▸ **YOUR OBJECTIVE**
Copy each line holding the string "wallonne".

[Figure content listings]
────────────────────

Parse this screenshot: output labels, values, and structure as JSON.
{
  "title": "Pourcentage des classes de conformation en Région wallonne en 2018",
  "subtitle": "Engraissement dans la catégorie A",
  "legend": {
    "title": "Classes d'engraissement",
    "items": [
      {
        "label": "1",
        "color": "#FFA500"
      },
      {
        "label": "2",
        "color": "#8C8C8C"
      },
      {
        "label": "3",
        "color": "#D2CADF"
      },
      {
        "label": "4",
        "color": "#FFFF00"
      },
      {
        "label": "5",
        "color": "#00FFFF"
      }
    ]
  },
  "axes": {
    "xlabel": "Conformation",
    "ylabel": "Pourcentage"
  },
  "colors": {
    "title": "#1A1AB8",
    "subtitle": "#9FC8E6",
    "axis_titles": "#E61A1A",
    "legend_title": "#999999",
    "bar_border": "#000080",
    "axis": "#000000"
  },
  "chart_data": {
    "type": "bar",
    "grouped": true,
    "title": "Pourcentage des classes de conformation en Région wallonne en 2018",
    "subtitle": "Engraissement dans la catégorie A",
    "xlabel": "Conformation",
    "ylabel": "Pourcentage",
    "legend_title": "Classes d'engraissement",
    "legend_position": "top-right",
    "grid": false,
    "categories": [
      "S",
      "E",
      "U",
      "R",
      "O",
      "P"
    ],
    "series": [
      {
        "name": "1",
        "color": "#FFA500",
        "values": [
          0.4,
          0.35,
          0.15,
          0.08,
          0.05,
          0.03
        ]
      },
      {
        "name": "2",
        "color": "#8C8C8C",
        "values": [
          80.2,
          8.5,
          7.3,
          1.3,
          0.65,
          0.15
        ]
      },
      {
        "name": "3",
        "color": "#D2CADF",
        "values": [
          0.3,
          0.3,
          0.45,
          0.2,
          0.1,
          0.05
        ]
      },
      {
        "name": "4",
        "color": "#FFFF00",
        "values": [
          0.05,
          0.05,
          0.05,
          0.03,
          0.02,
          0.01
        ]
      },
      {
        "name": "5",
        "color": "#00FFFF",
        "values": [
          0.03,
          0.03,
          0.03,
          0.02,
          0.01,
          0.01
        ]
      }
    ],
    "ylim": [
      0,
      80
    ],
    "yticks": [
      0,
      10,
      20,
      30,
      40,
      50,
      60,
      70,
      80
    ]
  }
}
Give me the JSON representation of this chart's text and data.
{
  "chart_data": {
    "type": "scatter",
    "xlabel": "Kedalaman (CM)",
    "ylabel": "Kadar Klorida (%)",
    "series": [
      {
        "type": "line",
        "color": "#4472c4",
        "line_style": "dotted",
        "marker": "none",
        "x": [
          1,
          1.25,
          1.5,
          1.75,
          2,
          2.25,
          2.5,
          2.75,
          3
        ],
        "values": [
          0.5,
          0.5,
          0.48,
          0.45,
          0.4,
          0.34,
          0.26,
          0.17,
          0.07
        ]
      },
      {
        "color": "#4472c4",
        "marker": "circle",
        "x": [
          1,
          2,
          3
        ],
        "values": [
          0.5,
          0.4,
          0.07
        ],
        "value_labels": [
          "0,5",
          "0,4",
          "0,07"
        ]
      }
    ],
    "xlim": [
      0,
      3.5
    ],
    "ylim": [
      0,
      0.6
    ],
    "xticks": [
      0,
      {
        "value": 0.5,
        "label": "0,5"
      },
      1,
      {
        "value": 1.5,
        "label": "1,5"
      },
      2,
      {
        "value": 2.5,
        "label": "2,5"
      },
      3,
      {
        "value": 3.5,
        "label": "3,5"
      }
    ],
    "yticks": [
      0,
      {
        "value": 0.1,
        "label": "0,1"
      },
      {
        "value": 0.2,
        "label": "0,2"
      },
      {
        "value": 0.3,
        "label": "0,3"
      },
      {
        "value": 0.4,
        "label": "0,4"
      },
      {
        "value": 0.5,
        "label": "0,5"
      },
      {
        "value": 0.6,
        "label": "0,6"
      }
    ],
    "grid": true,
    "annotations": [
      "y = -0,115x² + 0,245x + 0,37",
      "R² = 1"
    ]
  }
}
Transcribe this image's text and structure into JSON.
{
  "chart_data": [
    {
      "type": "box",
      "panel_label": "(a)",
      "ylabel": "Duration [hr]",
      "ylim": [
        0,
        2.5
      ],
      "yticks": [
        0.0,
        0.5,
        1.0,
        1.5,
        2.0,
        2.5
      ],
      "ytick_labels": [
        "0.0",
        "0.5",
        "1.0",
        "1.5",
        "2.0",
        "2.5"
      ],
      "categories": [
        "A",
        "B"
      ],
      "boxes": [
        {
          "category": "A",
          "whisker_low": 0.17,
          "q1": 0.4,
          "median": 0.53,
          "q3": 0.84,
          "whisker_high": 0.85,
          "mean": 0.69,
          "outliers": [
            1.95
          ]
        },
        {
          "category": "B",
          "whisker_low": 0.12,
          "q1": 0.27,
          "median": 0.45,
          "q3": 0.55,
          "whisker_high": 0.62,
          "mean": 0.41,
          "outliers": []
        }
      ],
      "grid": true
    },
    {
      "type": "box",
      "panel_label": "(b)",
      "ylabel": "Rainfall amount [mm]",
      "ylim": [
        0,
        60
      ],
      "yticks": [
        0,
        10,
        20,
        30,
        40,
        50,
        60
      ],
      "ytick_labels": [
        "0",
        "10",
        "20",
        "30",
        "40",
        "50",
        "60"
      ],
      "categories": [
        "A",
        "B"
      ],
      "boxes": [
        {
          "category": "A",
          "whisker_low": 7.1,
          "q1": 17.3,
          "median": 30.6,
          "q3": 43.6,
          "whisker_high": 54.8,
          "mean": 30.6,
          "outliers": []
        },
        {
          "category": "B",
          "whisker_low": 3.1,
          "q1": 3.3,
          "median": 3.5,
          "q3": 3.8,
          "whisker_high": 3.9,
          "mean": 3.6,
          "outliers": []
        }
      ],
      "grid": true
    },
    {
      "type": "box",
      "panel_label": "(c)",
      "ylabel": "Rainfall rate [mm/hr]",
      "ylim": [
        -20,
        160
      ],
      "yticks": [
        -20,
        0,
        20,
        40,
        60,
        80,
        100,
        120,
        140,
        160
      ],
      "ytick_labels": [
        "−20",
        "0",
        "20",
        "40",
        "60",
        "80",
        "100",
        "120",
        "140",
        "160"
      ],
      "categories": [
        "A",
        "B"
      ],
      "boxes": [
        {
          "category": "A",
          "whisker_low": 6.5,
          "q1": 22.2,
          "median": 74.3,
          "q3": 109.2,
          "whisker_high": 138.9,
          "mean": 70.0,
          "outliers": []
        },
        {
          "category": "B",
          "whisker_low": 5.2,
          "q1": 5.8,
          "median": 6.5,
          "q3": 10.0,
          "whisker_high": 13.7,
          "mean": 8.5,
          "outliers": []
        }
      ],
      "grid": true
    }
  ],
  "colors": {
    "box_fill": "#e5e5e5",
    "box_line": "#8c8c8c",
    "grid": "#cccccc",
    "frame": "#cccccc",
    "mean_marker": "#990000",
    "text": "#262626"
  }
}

────────────────────

▸ **SOLUTION TO THIS PROBLEM**
  "title": "Pourcentage des classes de conformation en Région wallonne en 2018",
    "title": "Pourcentage des classes de conformation en Région wallonne en 2018",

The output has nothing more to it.